_Written problem_:
Extract all lines that hold the string "text".

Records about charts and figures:
* * * *

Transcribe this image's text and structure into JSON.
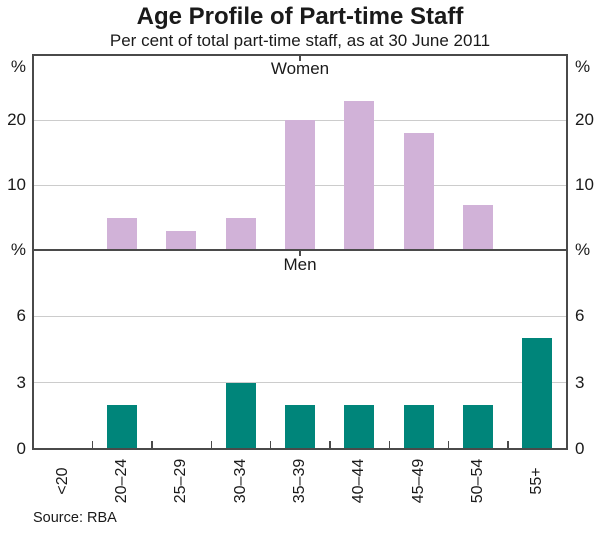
{
  "chart_data": {
    "type": "bar",
    "title": "Age Profile of Part-time Staff",
    "subtitle": "Per cent of total part-time staff, as at 30 June 2011",
    "source": "Source: RBA",
    "unit_symbol": "%",
    "legend": "none",
    "grid": true,
    "categories": [
      "<20",
      "20–24",
      "25–29",
      "30–34",
      "35–39",
      "40–44",
      "45–49",
      "50–54",
      "55+"
    ],
    "panels": [
      {
        "label": "Women",
        "series": [
          {
            "name": "Women",
            "values": [
              0,
              5,
              3,
              5,
              20,
              23,
              18,
              7,
              0
            ]
          }
        ],
        "ylim": [
          0,
          30
        ],
        "yticks": [
          10,
          20
        ],
        "bar_color": "#d1b2d8",
        "axis_labels": [
          {
            "text": "%",
            "top": true
          },
          {
            "text": "20",
            "value": 20
          },
          {
            "text": "10",
            "value": 10
          }
        ]
      },
      {
        "label": "Men",
        "series": [
          {
            "name": "Men",
            "values": [
              0,
              2,
              0,
              3,
              2,
              2,
              2,
              2,
              5
            ]
          }
        ],
        "ylim": [
          0,
          9
        ],
        "yticks": [
          3,
          6
        ],
        "bar_color": "#00857a",
        "axis_labels": [
          {
            "text": "%",
            "top": true
          },
          {
            "text": "6",
            "value": 6
          },
          {
            "text": "3",
            "value": 3
          },
          {
            "text": "0",
            "value": 0
          }
        ]
      }
    ]
  },
  "colors": {
    "frame": "#4a4a4a",
    "gridline": "#cccccc",
    "text": "#1a1a1a",
    "women_bar": "#d1b2d8",
    "men_bar": "#00857a",
    "background": "#ffffff"
  }
}
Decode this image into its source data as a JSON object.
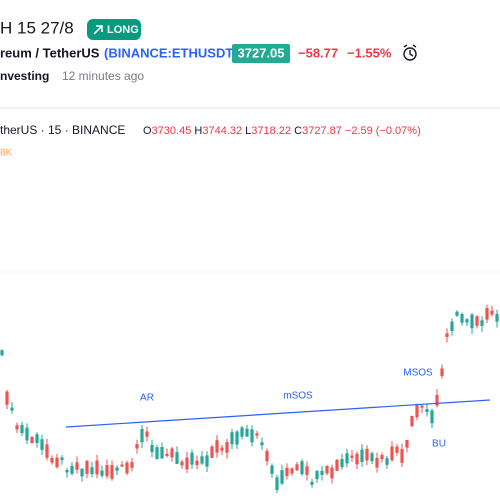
{
  "header": {
    "title": "H 15 27/8",
    "badge": "LONG",
    "symbol_name": "reum / TetherUS",
    "symbol_exchange": "(BINANCE:ETHUSDT)",
    "price": "3727.05",
    "change": "−58.77",
    "change_pct": "−1.55%",
    "author": "nvesting",
    "time": "12 minutes ago"
  },
  "chart": {
    "symbol": "therUS · 15 · BINANCE",
    "ohlc": [
      {
        "label": "O",
        "value": "3730.45"
      },
      {
        "label": "H",
        "value": "3744.32"
      },
      {
        "label": "L",
        "value": "3718.22"
      },
      {
        "label": "C",
        "value": "3727.87"
      }
    ],
    "change": "−2.59 (−0.07%)",
    "volume": "8K",
    "annotations": [
      "AR",
      "mSOS",
      "MSOS",
      "BU"
    ]
  }
}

* * * *

_Final result_:
Transcribe this image's text and structure into JSON.
            "text": "%",
            "text": "20",
            "text": "10",
            "text": "%",
            "text": "6",
            "text": "3",
            "text": "0",
    "text": "#1a1a1a",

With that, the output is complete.